TASK: All of the data below must be repeated exactly.

* * * * * * *

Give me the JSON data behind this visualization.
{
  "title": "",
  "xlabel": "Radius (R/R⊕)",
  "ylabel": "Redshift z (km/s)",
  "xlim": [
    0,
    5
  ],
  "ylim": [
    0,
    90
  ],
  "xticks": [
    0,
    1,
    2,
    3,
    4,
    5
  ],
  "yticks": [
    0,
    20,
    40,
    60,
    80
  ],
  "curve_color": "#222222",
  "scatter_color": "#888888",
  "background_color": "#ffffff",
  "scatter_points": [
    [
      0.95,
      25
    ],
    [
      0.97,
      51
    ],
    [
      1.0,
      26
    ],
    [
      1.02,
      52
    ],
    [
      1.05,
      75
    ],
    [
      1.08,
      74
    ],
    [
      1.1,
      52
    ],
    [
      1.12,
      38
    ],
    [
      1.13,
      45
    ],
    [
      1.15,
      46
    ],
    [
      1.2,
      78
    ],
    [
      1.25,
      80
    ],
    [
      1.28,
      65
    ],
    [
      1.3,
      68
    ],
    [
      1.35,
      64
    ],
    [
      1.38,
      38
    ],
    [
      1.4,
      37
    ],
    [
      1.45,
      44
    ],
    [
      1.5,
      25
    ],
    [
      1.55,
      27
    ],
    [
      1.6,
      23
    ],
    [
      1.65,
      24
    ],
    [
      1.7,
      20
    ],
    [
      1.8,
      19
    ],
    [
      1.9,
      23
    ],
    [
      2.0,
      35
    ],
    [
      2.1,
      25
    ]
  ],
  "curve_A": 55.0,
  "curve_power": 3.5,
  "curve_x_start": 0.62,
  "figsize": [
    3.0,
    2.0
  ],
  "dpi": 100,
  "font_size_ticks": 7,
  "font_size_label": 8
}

* * * * * * *

COMPLETE RESPONSE:
Give me the JSON data behind this visualization.
{
  "title": "",
  "xlabel": "Radius (R/R⊕)",
  "ylabel": "Redshift z (km/s)",
  "xlim": [
    0,
    5
  ],
  "ylim": [
    0,
    90
  ],
  "xticks": [
    0,
    1,
    2,
    3,
    4,
    5
  ],
  "yticks": [
    0,
    20,
    40,
    60,
    80
  ],
  "curve_color": "#222222",
  "scatter_color": "#888888",
  "background_color": "#ffffff",
  "scatter_points": [
    [
      0.95,
      25
    ],
    [
      0.97,
      51
    ],
    [
      1.0,
      26
    ],
    [
      1.02,
      52
    ],
    [
      1.05,
      75
    ],
    [
      1.08,
      74
    ],
    [
      1.1,
      52
    ],
    [
      1.12,
      38
    ],
    [
      1.13,
      45
    ],
    [
      1.15,
      46
    ],
    [
      1.2,
      78
    ],
    [
      1.25,
      80
    ],
    [
      1.28,
      65
    ],
    [
      1.3,
      68
    ],
    [
      1.35,
      64
    ],
    [
      1.38,
      38
    ],
    [
      1.4,
      37
    ],
    [
      1.45,
      44
    ],
    [
      1.5,
      25
    ],
    [
      1.55,
      27
    ],
    [
      1.6,
      23
    ],
    [
      1.65,
      24
    ],
    [
      1.7,
      20
    ],
    [
      1.8,
      19
    ],
    [
      1.9,
      23
    ],
    [
      2.0,
      35
    ],
    [
      2.1,
      25
    ]
  ],
  "curve_A": 55.0,
  "curve_power": 3.5,
  "curve_x_start": 0.62,
  "figsize": [
    3.0,
    2.0
  ],
  "dpi": 100,
  "font_size_ticks": 7,
  "font_size_label": 8
}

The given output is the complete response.